--- start of DATA FOR THE TASK ---

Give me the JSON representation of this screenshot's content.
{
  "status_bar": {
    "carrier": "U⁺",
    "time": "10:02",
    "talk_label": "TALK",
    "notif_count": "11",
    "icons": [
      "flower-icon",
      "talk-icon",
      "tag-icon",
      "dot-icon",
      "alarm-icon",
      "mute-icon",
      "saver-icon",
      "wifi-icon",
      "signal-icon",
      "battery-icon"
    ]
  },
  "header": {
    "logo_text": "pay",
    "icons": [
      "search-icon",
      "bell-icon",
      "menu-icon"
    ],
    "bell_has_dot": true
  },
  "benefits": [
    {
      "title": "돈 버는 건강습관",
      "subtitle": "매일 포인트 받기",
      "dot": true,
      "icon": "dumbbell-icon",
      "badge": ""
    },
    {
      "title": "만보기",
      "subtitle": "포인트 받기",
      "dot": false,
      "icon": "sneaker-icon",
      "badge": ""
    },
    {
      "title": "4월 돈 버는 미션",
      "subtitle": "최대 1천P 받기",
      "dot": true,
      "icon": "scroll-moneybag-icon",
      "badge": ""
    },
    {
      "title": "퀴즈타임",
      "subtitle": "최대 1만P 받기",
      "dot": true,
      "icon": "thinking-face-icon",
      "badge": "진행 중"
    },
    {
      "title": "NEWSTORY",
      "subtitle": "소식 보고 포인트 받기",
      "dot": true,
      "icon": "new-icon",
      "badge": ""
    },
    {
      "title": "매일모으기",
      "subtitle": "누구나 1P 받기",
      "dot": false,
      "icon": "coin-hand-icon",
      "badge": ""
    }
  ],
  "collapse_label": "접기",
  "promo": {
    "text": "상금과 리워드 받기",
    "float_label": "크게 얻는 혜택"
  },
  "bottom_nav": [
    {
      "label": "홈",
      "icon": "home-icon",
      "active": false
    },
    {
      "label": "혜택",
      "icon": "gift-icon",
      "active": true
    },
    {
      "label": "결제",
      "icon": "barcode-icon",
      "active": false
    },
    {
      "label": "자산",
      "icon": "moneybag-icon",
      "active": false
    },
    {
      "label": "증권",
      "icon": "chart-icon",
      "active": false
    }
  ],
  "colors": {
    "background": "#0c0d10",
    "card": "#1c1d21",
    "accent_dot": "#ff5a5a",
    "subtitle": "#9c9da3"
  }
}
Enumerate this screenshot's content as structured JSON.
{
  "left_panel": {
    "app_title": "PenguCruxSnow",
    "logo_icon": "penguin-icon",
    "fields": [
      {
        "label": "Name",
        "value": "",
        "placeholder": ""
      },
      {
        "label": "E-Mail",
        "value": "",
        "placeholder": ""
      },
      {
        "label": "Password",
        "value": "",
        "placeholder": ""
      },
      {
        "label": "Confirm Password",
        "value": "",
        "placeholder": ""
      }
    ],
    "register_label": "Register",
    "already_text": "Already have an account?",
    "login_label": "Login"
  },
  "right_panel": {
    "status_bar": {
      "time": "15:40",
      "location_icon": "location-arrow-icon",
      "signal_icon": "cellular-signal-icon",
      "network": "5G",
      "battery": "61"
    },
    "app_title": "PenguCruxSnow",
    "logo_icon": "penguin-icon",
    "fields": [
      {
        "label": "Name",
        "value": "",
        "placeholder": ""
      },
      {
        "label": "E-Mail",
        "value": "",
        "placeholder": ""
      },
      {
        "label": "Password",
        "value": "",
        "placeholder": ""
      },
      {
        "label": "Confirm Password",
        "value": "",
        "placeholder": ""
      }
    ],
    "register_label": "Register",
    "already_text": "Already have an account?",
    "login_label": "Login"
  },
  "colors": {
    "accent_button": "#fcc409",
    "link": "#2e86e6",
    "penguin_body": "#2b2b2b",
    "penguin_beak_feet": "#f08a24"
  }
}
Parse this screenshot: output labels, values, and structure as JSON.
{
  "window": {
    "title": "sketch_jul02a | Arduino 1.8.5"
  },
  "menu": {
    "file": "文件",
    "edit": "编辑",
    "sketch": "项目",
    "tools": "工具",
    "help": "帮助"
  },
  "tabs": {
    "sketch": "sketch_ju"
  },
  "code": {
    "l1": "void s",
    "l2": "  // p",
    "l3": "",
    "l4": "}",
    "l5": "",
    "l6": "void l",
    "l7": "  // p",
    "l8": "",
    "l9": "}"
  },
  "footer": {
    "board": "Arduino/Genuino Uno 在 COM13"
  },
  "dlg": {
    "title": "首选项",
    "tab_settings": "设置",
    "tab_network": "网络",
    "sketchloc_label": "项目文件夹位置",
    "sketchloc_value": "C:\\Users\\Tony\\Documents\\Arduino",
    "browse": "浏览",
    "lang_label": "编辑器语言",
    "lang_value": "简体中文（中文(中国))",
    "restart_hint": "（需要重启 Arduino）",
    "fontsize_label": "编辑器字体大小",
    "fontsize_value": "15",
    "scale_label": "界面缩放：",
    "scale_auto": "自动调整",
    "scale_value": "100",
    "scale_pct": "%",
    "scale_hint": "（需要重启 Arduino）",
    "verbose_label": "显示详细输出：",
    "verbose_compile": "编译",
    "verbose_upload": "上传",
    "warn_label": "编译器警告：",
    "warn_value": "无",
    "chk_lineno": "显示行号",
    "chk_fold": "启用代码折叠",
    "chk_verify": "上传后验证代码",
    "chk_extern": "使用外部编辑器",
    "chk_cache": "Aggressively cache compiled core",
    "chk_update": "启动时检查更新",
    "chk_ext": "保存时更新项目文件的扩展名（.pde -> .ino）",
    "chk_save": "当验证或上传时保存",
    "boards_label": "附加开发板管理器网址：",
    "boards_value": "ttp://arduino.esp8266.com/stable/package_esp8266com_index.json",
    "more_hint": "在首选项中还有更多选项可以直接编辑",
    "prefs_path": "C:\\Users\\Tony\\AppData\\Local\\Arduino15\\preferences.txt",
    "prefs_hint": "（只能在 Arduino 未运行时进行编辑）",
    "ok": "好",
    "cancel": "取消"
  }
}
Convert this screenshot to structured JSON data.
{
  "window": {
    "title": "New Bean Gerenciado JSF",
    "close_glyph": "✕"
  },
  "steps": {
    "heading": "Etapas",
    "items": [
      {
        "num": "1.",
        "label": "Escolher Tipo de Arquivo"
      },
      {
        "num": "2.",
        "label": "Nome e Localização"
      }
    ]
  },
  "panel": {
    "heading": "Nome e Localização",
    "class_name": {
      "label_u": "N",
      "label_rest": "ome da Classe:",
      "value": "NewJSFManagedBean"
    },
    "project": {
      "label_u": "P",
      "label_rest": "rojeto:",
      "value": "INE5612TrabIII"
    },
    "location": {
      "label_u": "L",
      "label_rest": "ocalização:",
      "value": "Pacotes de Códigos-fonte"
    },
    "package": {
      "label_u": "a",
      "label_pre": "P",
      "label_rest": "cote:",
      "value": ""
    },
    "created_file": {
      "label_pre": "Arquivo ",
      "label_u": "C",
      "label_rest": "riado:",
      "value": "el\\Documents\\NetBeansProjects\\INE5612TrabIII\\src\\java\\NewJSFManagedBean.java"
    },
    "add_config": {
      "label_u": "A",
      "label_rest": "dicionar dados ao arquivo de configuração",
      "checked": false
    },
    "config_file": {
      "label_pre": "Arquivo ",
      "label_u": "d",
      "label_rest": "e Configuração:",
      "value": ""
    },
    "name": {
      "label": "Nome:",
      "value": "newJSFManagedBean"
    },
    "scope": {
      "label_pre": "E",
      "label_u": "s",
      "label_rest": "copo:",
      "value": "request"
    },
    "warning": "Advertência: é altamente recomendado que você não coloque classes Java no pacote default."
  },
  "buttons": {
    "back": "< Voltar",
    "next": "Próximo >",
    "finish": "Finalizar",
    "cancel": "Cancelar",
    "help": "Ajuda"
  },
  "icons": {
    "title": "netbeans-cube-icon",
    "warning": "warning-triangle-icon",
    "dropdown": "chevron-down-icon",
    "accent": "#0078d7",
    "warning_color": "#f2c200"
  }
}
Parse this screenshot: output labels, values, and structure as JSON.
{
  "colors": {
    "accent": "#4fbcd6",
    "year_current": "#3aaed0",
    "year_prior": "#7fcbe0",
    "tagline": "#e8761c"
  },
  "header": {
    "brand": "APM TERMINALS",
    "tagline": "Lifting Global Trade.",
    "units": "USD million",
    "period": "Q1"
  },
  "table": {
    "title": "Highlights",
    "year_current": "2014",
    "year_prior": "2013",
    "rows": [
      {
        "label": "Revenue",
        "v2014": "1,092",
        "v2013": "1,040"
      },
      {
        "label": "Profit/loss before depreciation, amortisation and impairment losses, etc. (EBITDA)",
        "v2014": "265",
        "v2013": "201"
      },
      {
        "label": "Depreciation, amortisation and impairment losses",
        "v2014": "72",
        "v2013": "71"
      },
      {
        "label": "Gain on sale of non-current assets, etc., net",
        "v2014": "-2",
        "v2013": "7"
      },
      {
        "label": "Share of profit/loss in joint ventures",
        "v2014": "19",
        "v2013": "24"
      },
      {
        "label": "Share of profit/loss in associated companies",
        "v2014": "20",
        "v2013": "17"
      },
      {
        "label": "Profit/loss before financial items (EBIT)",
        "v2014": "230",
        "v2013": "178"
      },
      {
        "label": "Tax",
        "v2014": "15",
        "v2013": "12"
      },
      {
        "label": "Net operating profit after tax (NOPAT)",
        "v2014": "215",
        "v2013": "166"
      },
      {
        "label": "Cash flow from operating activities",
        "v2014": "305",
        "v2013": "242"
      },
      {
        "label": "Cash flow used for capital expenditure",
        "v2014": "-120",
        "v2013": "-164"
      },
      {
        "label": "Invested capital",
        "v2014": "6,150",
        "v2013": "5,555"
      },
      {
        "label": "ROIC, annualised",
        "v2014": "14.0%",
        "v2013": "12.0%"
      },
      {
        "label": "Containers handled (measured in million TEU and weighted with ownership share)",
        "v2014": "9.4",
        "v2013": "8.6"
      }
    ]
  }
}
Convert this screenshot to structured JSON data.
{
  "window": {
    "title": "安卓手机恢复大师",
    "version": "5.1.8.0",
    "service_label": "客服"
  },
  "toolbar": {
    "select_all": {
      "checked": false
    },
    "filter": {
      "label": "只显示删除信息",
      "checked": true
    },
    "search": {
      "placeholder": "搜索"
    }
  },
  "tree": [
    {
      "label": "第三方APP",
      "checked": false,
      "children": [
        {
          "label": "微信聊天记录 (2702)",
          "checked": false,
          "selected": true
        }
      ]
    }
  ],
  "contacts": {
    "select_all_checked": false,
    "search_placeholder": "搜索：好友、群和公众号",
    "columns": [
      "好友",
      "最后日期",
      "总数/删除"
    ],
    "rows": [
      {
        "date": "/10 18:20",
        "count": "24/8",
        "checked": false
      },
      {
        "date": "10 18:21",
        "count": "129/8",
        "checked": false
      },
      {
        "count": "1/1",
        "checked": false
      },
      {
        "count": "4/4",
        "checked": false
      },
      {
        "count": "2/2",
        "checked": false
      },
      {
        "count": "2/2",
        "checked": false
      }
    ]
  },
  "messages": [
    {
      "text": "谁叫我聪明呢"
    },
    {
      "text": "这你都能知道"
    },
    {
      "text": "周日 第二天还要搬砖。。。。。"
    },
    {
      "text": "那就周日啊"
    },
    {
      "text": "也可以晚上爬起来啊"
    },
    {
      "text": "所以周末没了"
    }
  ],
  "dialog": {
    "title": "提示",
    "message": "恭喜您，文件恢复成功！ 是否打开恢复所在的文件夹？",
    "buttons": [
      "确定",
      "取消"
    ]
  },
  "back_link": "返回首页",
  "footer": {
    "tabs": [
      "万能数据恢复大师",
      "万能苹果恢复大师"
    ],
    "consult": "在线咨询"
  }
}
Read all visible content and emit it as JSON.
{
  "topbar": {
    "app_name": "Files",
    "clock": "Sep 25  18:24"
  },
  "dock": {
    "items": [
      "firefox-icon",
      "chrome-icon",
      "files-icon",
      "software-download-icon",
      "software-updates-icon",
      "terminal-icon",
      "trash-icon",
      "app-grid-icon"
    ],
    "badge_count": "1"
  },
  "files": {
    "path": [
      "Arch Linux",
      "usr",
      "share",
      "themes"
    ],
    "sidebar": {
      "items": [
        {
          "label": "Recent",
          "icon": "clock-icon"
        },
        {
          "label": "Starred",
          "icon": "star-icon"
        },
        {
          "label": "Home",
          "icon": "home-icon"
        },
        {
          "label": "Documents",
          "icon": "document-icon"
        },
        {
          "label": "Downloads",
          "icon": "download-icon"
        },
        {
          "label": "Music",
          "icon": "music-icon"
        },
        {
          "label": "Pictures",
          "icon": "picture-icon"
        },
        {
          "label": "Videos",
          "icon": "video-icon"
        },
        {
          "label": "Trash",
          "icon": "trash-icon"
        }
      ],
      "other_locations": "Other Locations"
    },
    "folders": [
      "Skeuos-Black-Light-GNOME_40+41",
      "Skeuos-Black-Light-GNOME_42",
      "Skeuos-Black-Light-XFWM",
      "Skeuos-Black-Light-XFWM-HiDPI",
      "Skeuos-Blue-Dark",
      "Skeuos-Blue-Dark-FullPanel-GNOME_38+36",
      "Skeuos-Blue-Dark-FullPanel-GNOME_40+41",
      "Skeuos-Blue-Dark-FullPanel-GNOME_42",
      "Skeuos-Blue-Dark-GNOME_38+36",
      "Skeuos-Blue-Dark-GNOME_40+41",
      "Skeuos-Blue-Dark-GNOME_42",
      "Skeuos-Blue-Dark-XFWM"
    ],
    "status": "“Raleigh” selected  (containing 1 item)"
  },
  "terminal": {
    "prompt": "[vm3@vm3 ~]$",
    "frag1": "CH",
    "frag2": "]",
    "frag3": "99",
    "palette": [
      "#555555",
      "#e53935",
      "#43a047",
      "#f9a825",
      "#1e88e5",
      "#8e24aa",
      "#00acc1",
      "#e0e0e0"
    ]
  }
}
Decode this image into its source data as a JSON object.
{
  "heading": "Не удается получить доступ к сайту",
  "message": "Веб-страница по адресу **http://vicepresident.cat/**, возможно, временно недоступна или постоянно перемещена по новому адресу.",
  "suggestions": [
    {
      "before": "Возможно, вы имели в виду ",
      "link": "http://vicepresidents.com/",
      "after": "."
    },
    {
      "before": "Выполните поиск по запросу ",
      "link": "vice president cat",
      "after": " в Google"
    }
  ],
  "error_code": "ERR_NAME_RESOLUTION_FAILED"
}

--- end of DATA FOR THE TASK ---

▸ **WHAT NEEDS TO BE DONE**:
Using the listing, copy every line where the word "XFWM" shows up.

▸ **FULL RESPONSE**:
      "Skeuos-Black-Light-XFWM",
      "Skeuos-Black-Light-XFWM-HiDPI",
      "Skeuos-Blue-Dark-XFWM"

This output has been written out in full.